Stored items from a collection
────────────────────
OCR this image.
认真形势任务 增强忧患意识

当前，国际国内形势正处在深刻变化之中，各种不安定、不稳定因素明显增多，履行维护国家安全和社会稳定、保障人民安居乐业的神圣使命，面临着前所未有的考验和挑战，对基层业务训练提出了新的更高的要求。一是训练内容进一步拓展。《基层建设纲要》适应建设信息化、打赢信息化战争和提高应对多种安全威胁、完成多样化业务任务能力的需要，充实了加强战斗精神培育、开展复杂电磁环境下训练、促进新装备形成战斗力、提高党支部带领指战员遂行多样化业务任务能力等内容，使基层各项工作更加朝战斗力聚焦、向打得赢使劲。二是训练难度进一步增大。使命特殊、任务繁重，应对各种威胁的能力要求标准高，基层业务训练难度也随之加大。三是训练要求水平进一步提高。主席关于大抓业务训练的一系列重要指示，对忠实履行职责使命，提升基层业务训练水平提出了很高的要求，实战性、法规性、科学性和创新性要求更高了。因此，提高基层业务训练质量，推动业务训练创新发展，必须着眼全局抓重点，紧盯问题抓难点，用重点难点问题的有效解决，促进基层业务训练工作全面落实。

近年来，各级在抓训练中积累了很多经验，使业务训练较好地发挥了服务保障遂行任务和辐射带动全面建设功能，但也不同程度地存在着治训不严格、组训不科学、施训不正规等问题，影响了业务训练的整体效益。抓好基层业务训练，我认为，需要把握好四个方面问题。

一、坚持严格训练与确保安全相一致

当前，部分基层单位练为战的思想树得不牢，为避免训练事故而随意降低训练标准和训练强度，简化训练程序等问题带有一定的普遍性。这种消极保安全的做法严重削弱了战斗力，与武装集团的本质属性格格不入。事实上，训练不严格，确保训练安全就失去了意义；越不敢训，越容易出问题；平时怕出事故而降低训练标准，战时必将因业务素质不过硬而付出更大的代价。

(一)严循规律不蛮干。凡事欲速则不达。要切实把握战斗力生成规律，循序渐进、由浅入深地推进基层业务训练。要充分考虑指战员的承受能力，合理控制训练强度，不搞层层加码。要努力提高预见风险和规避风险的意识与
────────────────────
Output the records verbatim, from the first line to the last.

WRITTEN RESPONSE:
OCR this image.
认真形势任务 增强忧患意识

当前，国际国内形势正处在深刻变化之中，各种不安定、不稳定因素明显增多，履行维护国家安全和社会稳定、保障人民安居乐业的神圣使命，面临着前所未有的考验和挑战，对基层业务训练提出了新的更高的要求。一是训练内容进一步拓展。《基层建设纲要》适应建设信息化、打赢信息化战争和提高应对多种安全威胁、完成多样化业务任务能力的需要，充实了加强战斗精神培育、开展复杂电磁环境下训练、促进新装备形成战斗力、提高党支部带领指战员遂行多样化业务任务能力等内容，使基层各项工作更加朝战斗力聚焦、向打得赢使劲。二是训练难度进一步增大。使命特殊、任务繁重，应对各种威胁的能力要求标准高，基层业务训练难度也随之加大。三是训练要求水平进一步提高。主席关于大抓业务训练的一系列重要指示，对忠实履行职责使命，提升基层业务训练水平提出了很高的要求，实战性、法规性、科学性和创新性要求更高了。因此，提高基层业务训练质量，推动业务训练创新发展，必须着眼全局抓重点，紧盯问题抓难点，用重点难点问题的有效解决，促进基层业务训练工作全面落实。

近年来，各级在抓训练中积累了很多经验，使业务训练较好地发挥了服务保障遂行任务和辐射带动全面建设功能，但也不同程度地存在着治训不严格、组训不科学、施训不正规等问题，影响了业务训练的整体效益。抓好基层业务训练，我认为，需要把握好四个方面问题。

一、坚持严格训练与确保安全相一致

当前，部分基层单位练为战的思想树得不牢，为避免训练事故而随意降低训练标准和训练强度，简化训练程序等问题带有一定的普遍性。这种消极保安全的做法严重削弱了战斗力，与武装集团的本质属性格格不入。事实上，训练不严格，确保训练安全就失去了意义；越不敢训，越容易出问题；平时怕出事故而降低训练标准，战时必将因业务素质不过硬而付出更大的代价。

(一)严循规律不蛮干。凡事欲速则不达。要切实把握战斗力生成规律，循序渐进、由浅入深地推进基层业务训练。要充分考虑指战员的承受能力，合理控制训练强度，不搞层层加码。要努力提高预见风险和规避风险的意识与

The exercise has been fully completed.